• [To do] Set down each entry from the block beneath, exactly as written.

• [Given data]
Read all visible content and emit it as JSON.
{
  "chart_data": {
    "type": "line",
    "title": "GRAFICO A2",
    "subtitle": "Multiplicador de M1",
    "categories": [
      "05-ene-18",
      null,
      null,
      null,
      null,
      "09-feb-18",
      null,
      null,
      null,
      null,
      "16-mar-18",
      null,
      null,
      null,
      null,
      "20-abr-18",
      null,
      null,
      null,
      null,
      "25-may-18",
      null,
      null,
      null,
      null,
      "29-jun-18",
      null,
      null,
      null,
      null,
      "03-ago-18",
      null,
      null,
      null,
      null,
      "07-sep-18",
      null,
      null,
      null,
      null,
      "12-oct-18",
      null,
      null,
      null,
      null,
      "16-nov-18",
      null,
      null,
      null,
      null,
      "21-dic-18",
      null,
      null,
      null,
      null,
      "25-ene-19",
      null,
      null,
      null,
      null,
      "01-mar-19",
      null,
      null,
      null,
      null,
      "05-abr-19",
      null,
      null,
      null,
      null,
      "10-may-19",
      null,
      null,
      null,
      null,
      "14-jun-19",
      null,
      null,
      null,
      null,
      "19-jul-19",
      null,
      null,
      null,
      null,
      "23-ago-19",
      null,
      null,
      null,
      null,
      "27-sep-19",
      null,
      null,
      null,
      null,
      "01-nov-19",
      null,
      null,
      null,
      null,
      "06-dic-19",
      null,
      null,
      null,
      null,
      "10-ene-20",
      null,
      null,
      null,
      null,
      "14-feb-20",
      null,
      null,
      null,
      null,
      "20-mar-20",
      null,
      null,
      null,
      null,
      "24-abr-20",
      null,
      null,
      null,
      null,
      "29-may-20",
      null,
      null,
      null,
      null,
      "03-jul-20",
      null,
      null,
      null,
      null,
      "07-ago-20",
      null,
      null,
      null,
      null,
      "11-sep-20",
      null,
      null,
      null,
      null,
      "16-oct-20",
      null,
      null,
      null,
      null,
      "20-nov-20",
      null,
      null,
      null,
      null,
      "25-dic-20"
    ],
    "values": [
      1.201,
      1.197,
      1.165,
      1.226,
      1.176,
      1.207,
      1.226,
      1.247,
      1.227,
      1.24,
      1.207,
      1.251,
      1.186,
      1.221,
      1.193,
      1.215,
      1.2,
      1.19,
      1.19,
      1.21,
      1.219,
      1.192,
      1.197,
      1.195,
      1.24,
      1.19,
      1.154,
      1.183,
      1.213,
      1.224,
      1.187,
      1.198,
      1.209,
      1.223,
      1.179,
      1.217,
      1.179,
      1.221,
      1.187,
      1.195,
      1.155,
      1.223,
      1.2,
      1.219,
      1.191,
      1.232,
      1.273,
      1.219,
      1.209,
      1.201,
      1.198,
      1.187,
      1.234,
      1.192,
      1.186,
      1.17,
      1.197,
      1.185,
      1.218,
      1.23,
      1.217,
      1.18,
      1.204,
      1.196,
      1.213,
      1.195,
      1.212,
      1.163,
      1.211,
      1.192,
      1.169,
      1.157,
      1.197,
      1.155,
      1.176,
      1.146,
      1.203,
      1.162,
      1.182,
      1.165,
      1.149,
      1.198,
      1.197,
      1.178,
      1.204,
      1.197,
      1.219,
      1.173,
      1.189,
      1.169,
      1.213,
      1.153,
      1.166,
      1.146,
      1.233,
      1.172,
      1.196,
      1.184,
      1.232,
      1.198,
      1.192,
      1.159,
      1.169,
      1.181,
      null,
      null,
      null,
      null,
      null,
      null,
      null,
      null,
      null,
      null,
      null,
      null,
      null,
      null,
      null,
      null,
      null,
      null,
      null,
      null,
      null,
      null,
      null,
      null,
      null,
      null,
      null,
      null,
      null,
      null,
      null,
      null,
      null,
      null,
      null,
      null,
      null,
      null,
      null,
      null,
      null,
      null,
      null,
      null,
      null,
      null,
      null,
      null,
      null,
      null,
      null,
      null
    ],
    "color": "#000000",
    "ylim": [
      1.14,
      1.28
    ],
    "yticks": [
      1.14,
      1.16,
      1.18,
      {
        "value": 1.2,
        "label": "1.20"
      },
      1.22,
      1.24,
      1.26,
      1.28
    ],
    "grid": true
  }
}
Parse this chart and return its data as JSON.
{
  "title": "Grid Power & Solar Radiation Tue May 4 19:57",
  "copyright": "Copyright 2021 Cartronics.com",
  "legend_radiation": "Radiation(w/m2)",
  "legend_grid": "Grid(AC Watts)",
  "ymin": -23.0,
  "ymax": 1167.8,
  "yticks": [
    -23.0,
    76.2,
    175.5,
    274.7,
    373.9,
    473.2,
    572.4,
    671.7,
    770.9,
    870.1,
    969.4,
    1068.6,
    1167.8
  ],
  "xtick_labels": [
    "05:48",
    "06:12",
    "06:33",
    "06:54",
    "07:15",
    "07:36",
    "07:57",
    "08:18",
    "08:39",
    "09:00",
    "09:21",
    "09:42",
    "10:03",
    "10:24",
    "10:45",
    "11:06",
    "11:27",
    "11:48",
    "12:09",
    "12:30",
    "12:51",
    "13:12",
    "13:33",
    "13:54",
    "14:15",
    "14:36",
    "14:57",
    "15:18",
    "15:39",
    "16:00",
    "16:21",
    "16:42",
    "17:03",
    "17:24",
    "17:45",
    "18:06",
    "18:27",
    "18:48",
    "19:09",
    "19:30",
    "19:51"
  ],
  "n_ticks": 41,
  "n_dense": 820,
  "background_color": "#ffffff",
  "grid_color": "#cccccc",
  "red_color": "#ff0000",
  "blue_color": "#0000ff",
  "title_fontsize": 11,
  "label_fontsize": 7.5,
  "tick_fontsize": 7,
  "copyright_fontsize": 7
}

• [Result]
Read all visible content and emit it as JSON.
{
  "chart_data": {
    "type": "line",
    "title": "GRAFICO A2",
    "subtitle": "Multiplicador de M1",
    "categories": [
      "05-ene-18",
      null,
      null,
      null,
      null,
      "09-feb-18",
      null,
      null,
      null,
      null,
      "16-mar-18",
      null,
      null,
      null,
      null,
      "20-abr-18",
      null,
      null,
      null,
      null,
      "25-may-18",
      null,
      null,
      null,
      null,
      "29-jun-18",
      null,
      null,
      null,
      null,
      "03-ago-18",
      null,
      null,
      null,
      null,
      "07-sep-18",
      null,
      null,
      null,
      null,
      "12-oct-18",
      null,
      null,
      null,
      null,
      "16-nov-18",
      null,
      null,
      null,
      null,
      "21-dic-18",
      null,
      null,
      null,
      null,
      "25-ene-19",
      null,
      null,
      null,
      null,
      "01-mar-19",
      null,
      null,
      null,
      null,
      "05-abr-19",
      null,
      null,
      null,
      null,
      "10-may-19",
      null,
      null,
      null,
      null,
      "14-jun-19",
      null,
      null,
      null,
      null,
      "19-jul-19",
      null,
      null,
      null,
      null,
      "23-ago-19",
      null,
      null,
      null,
      null,
      "27-sep-19",
      null,
      null,
      null,
      null,
      "01-nov-19",
      null,
      null,
      null,
      null,
      "06-dic-19",
      null,
      null,
      null,
      null,
      "10-ene-20",
      null,
      null,
      null,
      null,
      "14-feb-20",
      null,
      null,
      null,
      null,
      "20-mar-20",
      null,
      null,
      null,
      null,
      "24-abr-20",
      null,
      null,
      null,
      null,
      "29-may-20",
      null,
      null,
      null,
      null,
      "03-jul-20",
      null,
      null,
      null,
      null,
      "07-ago-20",
      null,
      null,
      null,
      null,
      "11-sep-20",
      null,
      null,
      null,
      null,
      "16-oct-20",
      null,
      null,
      null,
      null,
      "20-nov-20",
      null,
      null,
      null,
      null,
      "25-dic-20"
    ],
    "values": [
      1.201,
      1.197,
      1.165,
      1.226,
      1.176,
      1.207,
      1.226,
      1.247,
      1.227,
      1.24,
      1.207,
      1.251,
      1.186,
      1.221,
      1.193,
      1.215,
      1.2,
      1.19,
      1.19,
      1.21,
      1.219,
      1.192,
      1.197,
      1.195,
      1.24,
      1.19,
      1.154,
      1.183,
      1.213,
      1.224,
      1.187,
      1.198,
      1.209,
      1.223,
      1.179,
      1.217,
      1.179,
      1.221,
      1.187,
      1.195,
      1.155,
      1.223,
      1.2,
      1.219,
      1.191,
      1.232,
      1.273,
      1.219,
      1.209,
      1.201,
      1.198,
      1.187,
      1.234,
      1.192,
      1.186,
      1.17,
      1.197,
      1.185,
      1.218,
      1.23,
      1.217,
      1.18,
      1.204,
      1.196,
      1.213,
      1.195,
      1.212,
      1.163,
      1.211,
      1.192,
      1.169,
      1.157,
      1.197,
      1.155,
      1.176,
      1.146,
      1.203,
      1.162,
      1.182,
      1.165,
      1.149,
      1.198,
      1.197,
      1.178,
      1.204,
      1.197,
      1.219,
      1.173,
      1.189,
      1.169,
      1.213,
      1.153,
      1.166,
      1.146,
      1.233,
      1.172,
      1.196,
      1.184,
      1.232,
      1.198,
      1.192,
      1.159,
      1.169,
      1.181,
      null,
      null,
      null,
      null,
      null,
      null,
      null,
      null,
      null,
      null,
      null,
      null,
      null,
      null,
      null,
      null,
      null,
      null,
      null,
      null,
      null,
      null,
      null,
      null,
      null,
      null,
      null,
      null,
      null,
      null,
      null,
      null,
      null,
      null,
      null,
      null,
      null,
      null,
      null,
      null,
      null,
      null,
      null,
      null,
      null,
      null,
      null,
      null,
      null,
      null,
      null,
      null
    ],
    "color": "#000000",
    "ylim": [
      1.14,
      1.28
    ],
    "yticks": [
      1.14,
      1.16,
      1.18,
      {
        "value": 1.2,
        "label": "1.20"
      },
      1.22,
      1.24,
      1.26,
      1.28
    ],
    "grid": true
  }
}
Parse this chart and return its data as JSON.
{
  "title": "Grid Power & Solar Radiation Tue May 4 19:57",
  "copyright": "Copyright 2021 Cartronics.com",
  "legend_radiation": "Radiation(w/m2)",
  "legend_grid": "Grid(AC Watts)",
  "ymin": -23.0,
  "ymax": 1167.8,
  "yticks": [
    -23.0,
    76.2,
    175.5,
    274.7,
    373.9,
    473.2,
    572.4,
    671.7,
    770.9,
    870.1,
    969.4,
    1068.6,
    1167.8
  ],
  "xtick_labels": [
    "05:48",
    "06:12",
    "06:33",
    "06:54",
    "07:15",
    "07:36",
    "07:57",
    "08:18",
    "08:39",
    "09:00",
    "09:21",
    "09:42",
    "10:03",
    "10:24",
    "10:45",
    "11:06",
    "11:27",
    "11:48",
    "12:09",
    "12:30",
    "12:51",
    "13:12",
    "13:33",
    "13:54",
    "14:15",
    "14:36",
    "14:57",
    "15:18",
    "15:39",
    "16:00",
    "16:21",
    "16:42",
    "17:03",
    "17:24",
    "17:45",
    "18:06",
    "18:27",
    "18:48",
    "19:09",
    "19:30",
    "19:51"
  ],
  "n_ticks": 41,
  "n_dense": 820,
  "background_color": "#ffffff",
  "grid_color": "#cccccc",
  "red_color": "#ff0000",
  "blue_color": "#0000ff",
  "title_fontsize": 11,
  "label_fontsize": 7.5,
  "tick_fontsize": 7,
  "copyright_fontsize": 7
}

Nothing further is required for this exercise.